RICHIESTA ASSEGNATA A:
Riporti tali e quali le righe dei record, dalla prima fino a quella che contiene "day-header: 星期三 6/15: [467, 395, 565, 461]", quest'ultima compresa.

Il concetto di cittadinanza, con cui noi oggi ci confrontiamo, nasce con l’idea di Stato nazione. La cittadinanza è espressione dell’identità nazionale, dei valori che esprime una nazione. Nello stesso tempo, la cittadinanza è strumento di definizione di tale identità, perché individua chi fa parte del popolo di uno Stato. Ed è al popolo che, negli stati democratici, appartiene la sovranità, così come è detto espressamente nell’articolo 1 della nostra Costituzione. Divenire cittadini significa quindi divenire partecipi del potere di contribuire a determinare decisioni rilevanti per l’intera comunità nazionale.
Le regole per l’attribuzione della cittadinanza variano da Stato a Stato, in relazione ai valori fondanti l’identità nazionale. Storicamente, esse non rispondono ad astratte teorie giuridiche sull’universalità dei diritti, ma ad esigenze politiche, a visioni ideologiche e culturali che possono variare nel tempo. In definitiva, esse rispondono ad interessi concreti degli Stati.
Lo jus sanguinis si afferma nell’ ambito continentale parallelamente all’ emergere e al consolidarsi delle monarchie nazionali. Esso fa risaltare il vincolo derivante dall’ appartenenza alla stessa comunità etnica e la sua applicazione prevalente rispetto agli altri criteri tende a preservare dall’ immissione nella comunità nazionale degli immigrati, anche di quelli stabilmente residenti nel territorio dello Stato.
Lo jus soli, basato sulla nascita all’ interno del territorio statale indipendentemente dalla cittadinanza dei genitori, è proprio, quantomeno all’ origine, dell’ ordinamento inglese e derivatamente di quello statunitense ed esalta il rapporto dell’ individuo con l’ autorità sovrana sul territorio. Esso è stato utilizzato da Stati di formazione più recente e scarsamente popolati per radicare gli immigrati.
Esigenze in parte analoghe sono quelle dei paesi che si trovano a fronteggiare deficit demografici e che hanno scarsità di addetti nel loro sistema economico per cui tendono ad attirare un’ immigrazione stabile. In tal caso, oltre all’ applicazione dello jus soli, rapide procedure di naturalizzazione assolvono la funzione di inserire nuova linfa nella comunità nazionale.
Le regole di attribuzione della cittadinanza non sono mai applicate in maniera esclusiva, ma variamente combinate. La prevalenza dell’ una o dell’ altra viene però a definire la concezione della cittadinanza: etnica o elettiva. La prima lega l’ attribuzione della cittadinanza all’ appartenenza alla medesima etnia o comunità di razza, nella visione secondo cui gli individui non sono che il prodotto della nazione. La seconda, sulla base del presupposto che la nazione non esiste se non per l’ adesione dei suoi membri, esalta il momento volontaristico, di accettazione del contratto sociale connesso allo status di cittadino.

DATI IN INGRESSO:
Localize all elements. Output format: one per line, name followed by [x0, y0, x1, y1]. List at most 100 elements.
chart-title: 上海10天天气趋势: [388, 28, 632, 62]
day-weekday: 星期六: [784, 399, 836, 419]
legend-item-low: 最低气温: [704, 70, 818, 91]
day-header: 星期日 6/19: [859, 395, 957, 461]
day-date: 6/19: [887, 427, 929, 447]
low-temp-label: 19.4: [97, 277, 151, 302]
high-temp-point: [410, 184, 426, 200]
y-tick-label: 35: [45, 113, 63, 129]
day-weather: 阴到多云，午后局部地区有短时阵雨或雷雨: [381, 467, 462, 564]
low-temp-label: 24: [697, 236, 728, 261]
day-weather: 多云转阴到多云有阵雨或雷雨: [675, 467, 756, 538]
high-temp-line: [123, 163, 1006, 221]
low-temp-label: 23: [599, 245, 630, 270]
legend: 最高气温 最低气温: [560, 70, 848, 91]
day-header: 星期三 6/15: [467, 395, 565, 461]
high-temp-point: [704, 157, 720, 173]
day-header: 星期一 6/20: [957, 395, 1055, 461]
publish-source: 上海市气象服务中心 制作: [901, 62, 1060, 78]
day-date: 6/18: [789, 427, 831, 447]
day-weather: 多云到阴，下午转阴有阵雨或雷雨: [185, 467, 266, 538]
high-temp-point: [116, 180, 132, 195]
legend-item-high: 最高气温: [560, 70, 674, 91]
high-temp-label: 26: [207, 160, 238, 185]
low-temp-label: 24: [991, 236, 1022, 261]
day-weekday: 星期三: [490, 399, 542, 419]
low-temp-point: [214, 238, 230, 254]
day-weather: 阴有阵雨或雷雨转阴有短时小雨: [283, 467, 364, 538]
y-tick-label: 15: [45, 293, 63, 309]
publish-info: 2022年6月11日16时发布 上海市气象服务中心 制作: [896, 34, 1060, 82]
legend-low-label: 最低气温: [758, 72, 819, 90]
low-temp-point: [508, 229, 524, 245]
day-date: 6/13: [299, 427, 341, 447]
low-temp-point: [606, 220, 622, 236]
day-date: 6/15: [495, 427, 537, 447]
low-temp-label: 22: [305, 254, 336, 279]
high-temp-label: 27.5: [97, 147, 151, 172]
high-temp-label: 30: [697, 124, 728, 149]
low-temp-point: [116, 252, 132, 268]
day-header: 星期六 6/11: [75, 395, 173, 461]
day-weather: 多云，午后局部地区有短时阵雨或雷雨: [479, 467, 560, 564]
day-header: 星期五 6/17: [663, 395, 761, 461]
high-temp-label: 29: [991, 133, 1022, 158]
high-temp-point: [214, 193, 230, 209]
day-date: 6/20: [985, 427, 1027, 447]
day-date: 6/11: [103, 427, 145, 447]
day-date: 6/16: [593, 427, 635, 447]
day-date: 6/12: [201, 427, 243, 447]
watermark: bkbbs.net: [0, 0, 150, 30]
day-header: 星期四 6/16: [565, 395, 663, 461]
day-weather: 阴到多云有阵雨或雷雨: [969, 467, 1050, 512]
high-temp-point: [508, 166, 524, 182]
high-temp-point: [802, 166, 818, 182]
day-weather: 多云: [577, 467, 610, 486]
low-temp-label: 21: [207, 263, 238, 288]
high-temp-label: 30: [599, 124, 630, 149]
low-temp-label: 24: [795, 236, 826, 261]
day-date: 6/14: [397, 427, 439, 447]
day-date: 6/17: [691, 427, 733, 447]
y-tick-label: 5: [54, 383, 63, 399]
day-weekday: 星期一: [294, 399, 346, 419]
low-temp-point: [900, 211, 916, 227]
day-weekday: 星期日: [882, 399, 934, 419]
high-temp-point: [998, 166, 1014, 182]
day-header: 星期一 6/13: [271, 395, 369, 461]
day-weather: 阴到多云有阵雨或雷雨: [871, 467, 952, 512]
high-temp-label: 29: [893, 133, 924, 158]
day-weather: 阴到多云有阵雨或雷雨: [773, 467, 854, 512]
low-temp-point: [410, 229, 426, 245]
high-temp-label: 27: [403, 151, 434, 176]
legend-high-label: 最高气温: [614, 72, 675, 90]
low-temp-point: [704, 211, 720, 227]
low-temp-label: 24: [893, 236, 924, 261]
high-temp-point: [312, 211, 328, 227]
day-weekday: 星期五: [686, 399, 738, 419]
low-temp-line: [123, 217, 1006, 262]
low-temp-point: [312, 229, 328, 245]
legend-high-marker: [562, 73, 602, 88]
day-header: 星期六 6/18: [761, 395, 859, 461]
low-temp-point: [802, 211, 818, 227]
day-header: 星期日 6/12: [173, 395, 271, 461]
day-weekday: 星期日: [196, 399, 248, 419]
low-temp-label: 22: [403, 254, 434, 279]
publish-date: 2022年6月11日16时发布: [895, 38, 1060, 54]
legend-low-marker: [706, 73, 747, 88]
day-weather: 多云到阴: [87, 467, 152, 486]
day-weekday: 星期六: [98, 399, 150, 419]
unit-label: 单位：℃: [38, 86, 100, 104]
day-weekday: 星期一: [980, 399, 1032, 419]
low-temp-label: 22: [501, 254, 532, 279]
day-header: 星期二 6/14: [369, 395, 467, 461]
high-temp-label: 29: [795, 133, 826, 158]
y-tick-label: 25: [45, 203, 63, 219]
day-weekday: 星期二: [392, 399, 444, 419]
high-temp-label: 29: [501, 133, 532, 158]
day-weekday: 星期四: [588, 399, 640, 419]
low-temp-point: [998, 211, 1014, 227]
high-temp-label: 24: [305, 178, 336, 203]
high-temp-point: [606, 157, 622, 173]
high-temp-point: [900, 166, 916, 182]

RICHIESTA ASSEGNATA B:
Risponda alle seguenti domande sul testo relativo alla cittadinanza:
(i) Quale articolo della Costituzione afferma espressamente che la sovranità appartiene al popolo?
(ii) Di quale ordinamento è proprio, quantomeno all'origine, lo jus soli?
(iii) Quali sono le due concezioni della cittadinanza indicate nel testo?

ESITO DEL COMPITO A:
Localize all elements. Output format: one per line, name followed by [x0, y0, x1, y1]. List at most 100 elements.
chart-title: 上海10天天气趋势: [388, 28, 632, 62]
day-weekday: 星期六: [784, 399, 836, 419]
legend-item-low: 最低气温: [704, 70, 818, 91]
day-header: 星期日 6/19: [859, 395, 957, 461]
day-date: 6/19: [887, 427, 929, 447]
low-temp-label: 19.4: [97, 277, 151, 302]
high-temp-point: [410, 184, 426, 200]
y-tick-label: 35: [45, 113, 63, 129]
day-weather: 阴到多云，午后局部地区有短时阵雨或雷雨: [381, 467, 462, 564]
low-temp-label: 24: [697, 236, 728, 261]
day-weather: 多云转阴到多云有阵雨或雷雨: [675, 467, 756, 538]
high-temp-line: [123, 163, 1006, 221]
low-temp-label: 23: [599, 245, 630, 270]
legend: 最高气温 最低气温: [560, 70, 848, 91]
day-header: 星期三 6/15: [467, 395, 565, 461]

ESITO DEL COMPITO B:
(i) L'articolo 1.
(ii) Dell'ordinamento inglese e, derivatamente, di quello statunitense.
(iii) Etnica o elettiva.